(Entries with figure data)
--*--
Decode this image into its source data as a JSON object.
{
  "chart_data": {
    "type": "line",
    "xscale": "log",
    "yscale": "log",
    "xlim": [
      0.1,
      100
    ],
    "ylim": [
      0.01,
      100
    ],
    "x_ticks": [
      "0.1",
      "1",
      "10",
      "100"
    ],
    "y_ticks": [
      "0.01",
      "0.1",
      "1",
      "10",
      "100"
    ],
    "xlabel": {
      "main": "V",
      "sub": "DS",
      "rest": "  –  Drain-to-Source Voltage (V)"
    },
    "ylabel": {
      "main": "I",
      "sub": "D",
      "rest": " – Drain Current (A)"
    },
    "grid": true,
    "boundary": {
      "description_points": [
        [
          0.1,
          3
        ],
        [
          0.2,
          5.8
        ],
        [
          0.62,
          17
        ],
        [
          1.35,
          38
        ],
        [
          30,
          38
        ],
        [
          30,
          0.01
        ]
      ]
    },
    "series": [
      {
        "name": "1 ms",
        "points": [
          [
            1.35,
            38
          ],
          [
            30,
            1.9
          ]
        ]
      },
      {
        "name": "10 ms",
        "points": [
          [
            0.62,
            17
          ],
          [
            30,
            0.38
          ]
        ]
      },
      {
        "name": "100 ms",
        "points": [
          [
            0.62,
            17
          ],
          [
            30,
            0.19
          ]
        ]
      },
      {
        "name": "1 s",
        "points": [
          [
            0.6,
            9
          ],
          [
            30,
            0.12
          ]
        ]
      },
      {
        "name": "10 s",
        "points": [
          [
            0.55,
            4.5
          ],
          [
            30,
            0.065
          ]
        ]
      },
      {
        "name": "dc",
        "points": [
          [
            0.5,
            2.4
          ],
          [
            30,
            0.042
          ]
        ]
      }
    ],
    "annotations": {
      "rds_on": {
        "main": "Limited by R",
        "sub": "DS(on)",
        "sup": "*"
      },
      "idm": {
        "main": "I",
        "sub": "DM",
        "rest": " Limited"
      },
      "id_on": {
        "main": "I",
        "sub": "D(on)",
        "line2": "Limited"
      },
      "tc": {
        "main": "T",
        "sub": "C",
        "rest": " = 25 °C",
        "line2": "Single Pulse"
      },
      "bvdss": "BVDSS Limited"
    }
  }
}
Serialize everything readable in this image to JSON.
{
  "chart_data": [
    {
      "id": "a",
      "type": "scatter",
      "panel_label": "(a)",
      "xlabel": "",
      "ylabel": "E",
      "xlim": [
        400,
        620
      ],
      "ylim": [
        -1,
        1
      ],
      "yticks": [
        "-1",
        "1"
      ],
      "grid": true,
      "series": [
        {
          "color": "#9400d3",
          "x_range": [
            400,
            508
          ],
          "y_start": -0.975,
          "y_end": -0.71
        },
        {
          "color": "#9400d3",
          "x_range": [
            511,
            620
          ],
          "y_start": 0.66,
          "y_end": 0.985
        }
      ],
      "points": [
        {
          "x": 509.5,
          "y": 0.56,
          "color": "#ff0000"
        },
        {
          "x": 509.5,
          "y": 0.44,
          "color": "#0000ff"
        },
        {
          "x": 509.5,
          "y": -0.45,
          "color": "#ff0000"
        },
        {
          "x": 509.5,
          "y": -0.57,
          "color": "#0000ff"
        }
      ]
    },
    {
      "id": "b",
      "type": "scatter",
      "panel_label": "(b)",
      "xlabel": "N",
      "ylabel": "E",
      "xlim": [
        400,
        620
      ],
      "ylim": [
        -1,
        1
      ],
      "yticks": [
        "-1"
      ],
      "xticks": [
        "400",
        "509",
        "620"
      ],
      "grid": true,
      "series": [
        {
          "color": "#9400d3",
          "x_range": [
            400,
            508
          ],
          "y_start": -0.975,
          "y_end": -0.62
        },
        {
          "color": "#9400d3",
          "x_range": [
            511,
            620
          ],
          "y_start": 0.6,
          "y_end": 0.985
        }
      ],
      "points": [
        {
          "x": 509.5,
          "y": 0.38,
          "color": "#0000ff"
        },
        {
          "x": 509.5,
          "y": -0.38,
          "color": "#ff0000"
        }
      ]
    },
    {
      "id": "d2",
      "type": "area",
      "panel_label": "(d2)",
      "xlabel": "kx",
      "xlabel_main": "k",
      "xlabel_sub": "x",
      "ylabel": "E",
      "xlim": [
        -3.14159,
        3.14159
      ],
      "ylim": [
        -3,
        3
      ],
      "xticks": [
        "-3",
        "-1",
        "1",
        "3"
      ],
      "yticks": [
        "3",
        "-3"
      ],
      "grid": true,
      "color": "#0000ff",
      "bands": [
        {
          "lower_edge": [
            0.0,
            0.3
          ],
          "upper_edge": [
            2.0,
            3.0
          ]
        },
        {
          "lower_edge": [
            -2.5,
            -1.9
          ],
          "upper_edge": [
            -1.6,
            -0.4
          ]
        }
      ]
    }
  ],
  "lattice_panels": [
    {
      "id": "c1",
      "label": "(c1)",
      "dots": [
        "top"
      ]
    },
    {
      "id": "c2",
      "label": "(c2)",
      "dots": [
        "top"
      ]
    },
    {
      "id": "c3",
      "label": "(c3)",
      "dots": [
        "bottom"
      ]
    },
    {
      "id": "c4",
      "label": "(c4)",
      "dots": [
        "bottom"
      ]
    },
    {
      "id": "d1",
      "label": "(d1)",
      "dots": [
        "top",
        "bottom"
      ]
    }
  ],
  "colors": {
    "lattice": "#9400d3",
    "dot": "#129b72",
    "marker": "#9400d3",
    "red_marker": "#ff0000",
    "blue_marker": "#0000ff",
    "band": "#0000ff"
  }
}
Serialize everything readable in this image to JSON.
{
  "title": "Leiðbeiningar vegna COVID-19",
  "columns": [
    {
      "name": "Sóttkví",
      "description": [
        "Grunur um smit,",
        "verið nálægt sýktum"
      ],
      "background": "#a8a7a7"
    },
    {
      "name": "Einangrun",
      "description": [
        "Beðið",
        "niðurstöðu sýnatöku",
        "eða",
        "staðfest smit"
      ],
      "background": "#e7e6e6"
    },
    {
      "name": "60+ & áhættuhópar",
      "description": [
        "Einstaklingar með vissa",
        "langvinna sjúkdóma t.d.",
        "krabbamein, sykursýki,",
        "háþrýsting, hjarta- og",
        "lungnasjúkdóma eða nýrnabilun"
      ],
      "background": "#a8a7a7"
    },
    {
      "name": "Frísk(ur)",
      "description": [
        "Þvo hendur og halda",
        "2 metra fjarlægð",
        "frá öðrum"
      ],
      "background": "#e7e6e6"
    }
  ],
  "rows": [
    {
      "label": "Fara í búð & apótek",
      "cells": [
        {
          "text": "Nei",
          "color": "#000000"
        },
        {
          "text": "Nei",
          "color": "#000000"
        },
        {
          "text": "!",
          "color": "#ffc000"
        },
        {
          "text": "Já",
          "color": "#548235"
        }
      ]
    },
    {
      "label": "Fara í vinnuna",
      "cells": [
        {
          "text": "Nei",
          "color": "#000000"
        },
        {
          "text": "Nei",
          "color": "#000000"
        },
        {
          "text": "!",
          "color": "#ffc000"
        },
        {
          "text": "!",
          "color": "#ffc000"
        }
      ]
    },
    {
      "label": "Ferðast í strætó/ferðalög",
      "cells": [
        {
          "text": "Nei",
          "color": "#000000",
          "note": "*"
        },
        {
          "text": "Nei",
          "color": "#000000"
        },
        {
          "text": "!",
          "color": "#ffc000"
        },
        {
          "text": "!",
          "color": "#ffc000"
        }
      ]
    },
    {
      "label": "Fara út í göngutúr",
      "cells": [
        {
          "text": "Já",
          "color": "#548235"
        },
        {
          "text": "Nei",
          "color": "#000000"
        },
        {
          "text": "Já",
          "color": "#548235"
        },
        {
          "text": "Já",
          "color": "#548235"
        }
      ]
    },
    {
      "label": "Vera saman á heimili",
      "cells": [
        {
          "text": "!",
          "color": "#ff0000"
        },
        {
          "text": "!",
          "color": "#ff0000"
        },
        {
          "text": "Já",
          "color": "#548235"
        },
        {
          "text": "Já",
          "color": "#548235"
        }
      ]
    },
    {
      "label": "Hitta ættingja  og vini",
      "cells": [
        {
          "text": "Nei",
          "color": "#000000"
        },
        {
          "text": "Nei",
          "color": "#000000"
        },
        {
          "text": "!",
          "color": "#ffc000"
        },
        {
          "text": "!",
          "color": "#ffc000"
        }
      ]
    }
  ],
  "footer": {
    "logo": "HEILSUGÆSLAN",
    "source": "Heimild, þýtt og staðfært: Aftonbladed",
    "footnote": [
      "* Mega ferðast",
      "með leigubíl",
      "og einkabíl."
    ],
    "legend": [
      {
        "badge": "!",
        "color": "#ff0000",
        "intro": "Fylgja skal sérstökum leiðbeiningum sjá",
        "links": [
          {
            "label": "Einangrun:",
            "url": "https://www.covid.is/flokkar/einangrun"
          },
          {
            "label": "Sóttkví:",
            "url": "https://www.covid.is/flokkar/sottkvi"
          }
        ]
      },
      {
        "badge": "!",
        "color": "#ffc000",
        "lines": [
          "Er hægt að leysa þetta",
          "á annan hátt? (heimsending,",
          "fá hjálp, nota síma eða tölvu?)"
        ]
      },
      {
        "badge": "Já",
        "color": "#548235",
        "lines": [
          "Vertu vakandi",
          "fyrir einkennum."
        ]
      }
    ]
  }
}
--*--
### Given instruction
Each line that has the word "name" should be copied.

### Expected answer
        "name": "1 ms",
        "name": "10 ms",
        "name": "100 ms",
        "name": "1 s",
        "name": "10 s",
        "name": "dc",
      "name": "Sóttkví",
      "name": "Einangrun",
      "name": "60+ & áhættuhópar",
      "name": "Frísk(ur)",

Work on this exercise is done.